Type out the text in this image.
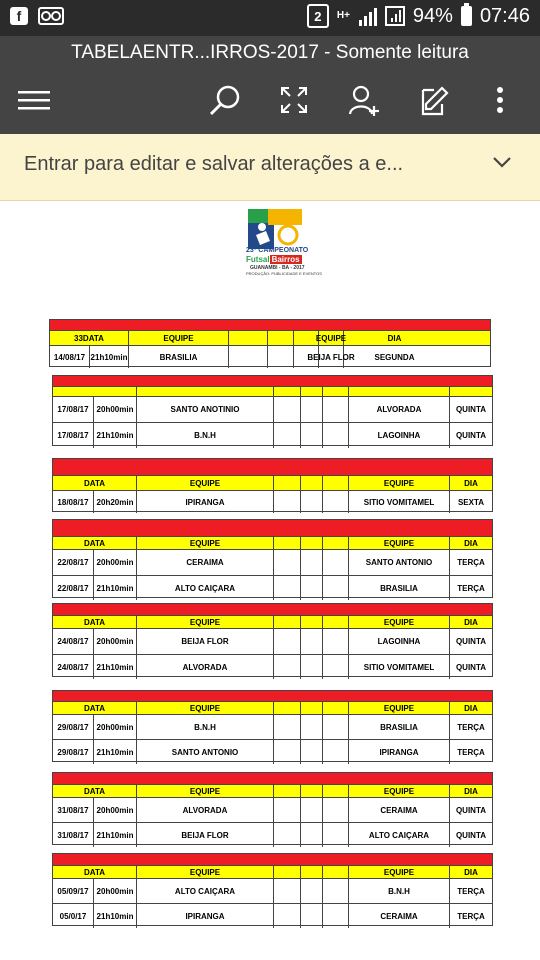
f	2	H+	94% 07:46
TABELAENTR...IRROS-2017 - Somente leitura
Entrar para editar e salvar alterações a e...
23º CAMPEONATO
Futsal Bairros
GUANAMBI - BA - 2017
PRODUÇÃO: PUBLICIDADE E EVENTOS
33DATA	EQUIPE	EQUIPE	DIA
14/08/17 21h10min	BRASILIA	BEIJA FLOR	SEGUNDA
17/08/17 20h00min	SANTO ANOTINIO	ALVORADA	QUINTA
17/08/17 21h10min	B.N.H	LAGOINHA	QUINTA
DATA	EQUIPE	EQUIPE	DIA
18/08/17 20h20min	IPIRANGA	SITIO VOMITAMEL	SEXTA
DATA	EQUIPE	EQUIPE	DIA
22/08/17 20h00min	CERAIMA	SANTO ANTONIO	TERÇA
22/08/17 21h10min	ALTO CAIÇARA	BRASILIA	TERÇA
DATA	EQUIPE	EQUIPE	DIA
24/08/17 20h00min	BEIJA FLOR	LAGOINHA	QUINTA
24/08/17 21h10min	ALVORADA	SITIO VOMITAMEL	QUINTA
DATA	EQUIPE	EQUIPE	DIA
29/08/17 20h00min	B.N.H	BRASILIA	TERÇA
29/08/17 21h10min	SANTO ANTONIO	IPIRANGA	TERÇA
DATA	EQUIPE	EQUIPE	DIA
31/08/17 20h00min	ALVORADA	CERAIMA	QUINTA
31/08/17 21h10min	BEIJA FLOR	ALTO CAIÇARA	QUINTA
DATA	EQUIPE	EQUIPE	DIA
05/09/17 20h00min	ALTO CAIÇARA	B.N.H	TERÇA
05/0/17	21h10min	IPIRANGA	CERAIMA	TERÇA
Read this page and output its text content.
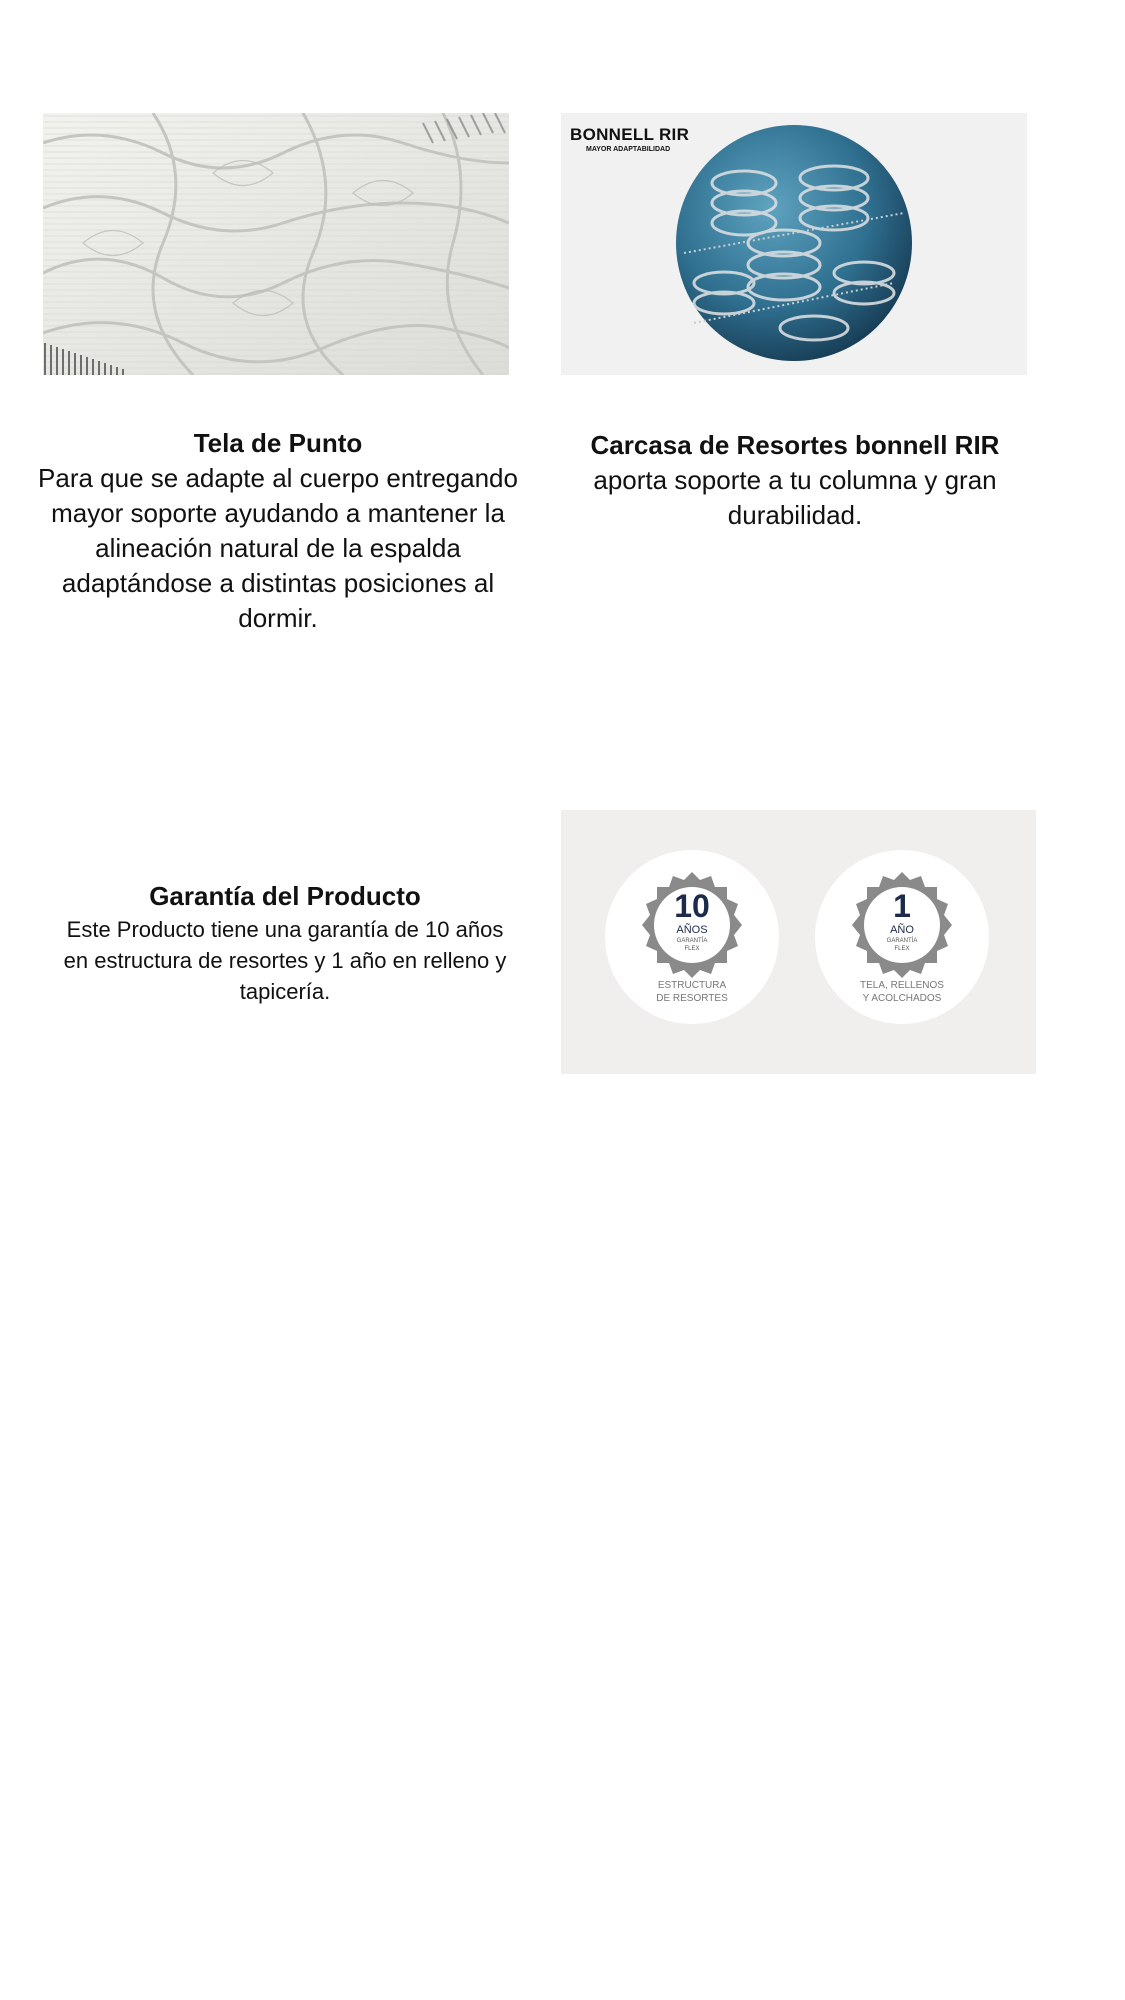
BONNELL RIR
MAYOR ADAPTABILIDAD
Tela de Punto
Para que se adapte al cuerpo entregando mayor soporte ayudando a mantener la alineación natural de la espalda adaptándose a distintas posiciones al dormir.
Carcasa de Resortes bonnell RIR
aporta soporte a tu columna y gran durabilidad.
Garantía del Producto
Este Producto tiene una garantía de 10 años en estructura de resortes y 1 año en relleno y tapicería.
10
AÑOS
GARANTÍA
FLEX
ESTRUCTURA
DE RESORTES
1
AÑO
GARANTÍA
FLEX
TELA, RELLENOS
Y ACOLCHADOS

◇ ◇ ◇

Reproduce the material in full, word for word, and omit the pictures.

### Problem solution
Type out the text in this image.
f	2	H+	94% 07:46
TABELAENTR...IRROS-2017 - Somente leitura
Entrar para editar e salvar alterações a e...
23º CAMPEONATO
Futsal Bairros
GUANAMBI - BA - 2017
PRODUÇÃO: PUBLICIDADE E EVENTOS
33DATA	EQUIPE	EQUIPE	DIA
14/08/17 21h10min	BRASILIA	BEIJA FLOR	SEGUNDA
17/08/17 20h00min	SANTO ANOTINIO	ALVORADA	QUINTA
17/08/17 21h10min	B.N.H	LAGOINHA	QUINTA
DATA	EQUIPE	EQUIPE	DIA
18/08/17 20h20min	IPIRANGA	SITIO VOMITAMEL	SEXTA
DATA	EQUIPE	EQUIPE	DIA
22/08/17 20h00min	CERAIMA	SANTO ANTONIO	TERÇA
22/08/17 21h10min	ALTO CAIÇARA	BRASILIA	TERÇA
DATA	EQUIPE	EQUIPE	DIA
24/08/17 20h00min	BEIJA FLOR	LAGOINHA	QUINTA
24/08/17 21h10min	ALVORADA	SITIO VOMITAMEL	QUINTA
DATA	EQUIPE	EQUIPE	DIA
29/08/17 20h00min	B.N.H	BRASILIA	TERÇA
29/08/17 21h10min	SANTO ANTONIO	IPIRANGA	TERÇA
DATA	EQUIPE	EQUIPE	DIA
31/08/17 20h00min	ALVORADA	CERAIMA	QUINTA
31/08/17 21h10min	BEIJA FLOR	ALTO CAIÇARA	QUINTA
DATA	EQUIPE	EQUIPE	DIA
05/09/17 20h00min	ALTO CAIÇARA	B.N.H	TERÇA
05/0/17	21h10min	IPIRANGA	CERAIMA	TERÇA
Read this page and output its text content.
BONNELL RIR
MAYOR ADAPTABILIDAD
Tela de Punto
Para que se adapte al cuerpo entregando mayor soporte ayudando a mantener la alineación natural de la espalda adaptándose a distintas posiciones al dormir.
Carcasa de Resortes bonnell RIR
aporta soporte a tu columna y gran durabilidad.
Garantía del Producto
Este Producto tiene una garantía de 10 años en estructura de resortes y 1 año en relleno y tapicería.
10
AÑOS
GARANTÍA
FLEX
ESTRUCTURA
DE RESORTES
1
AÑO
GARANTÍA
FLEX
TELA, RELLENOS
Y ACOLCHADOS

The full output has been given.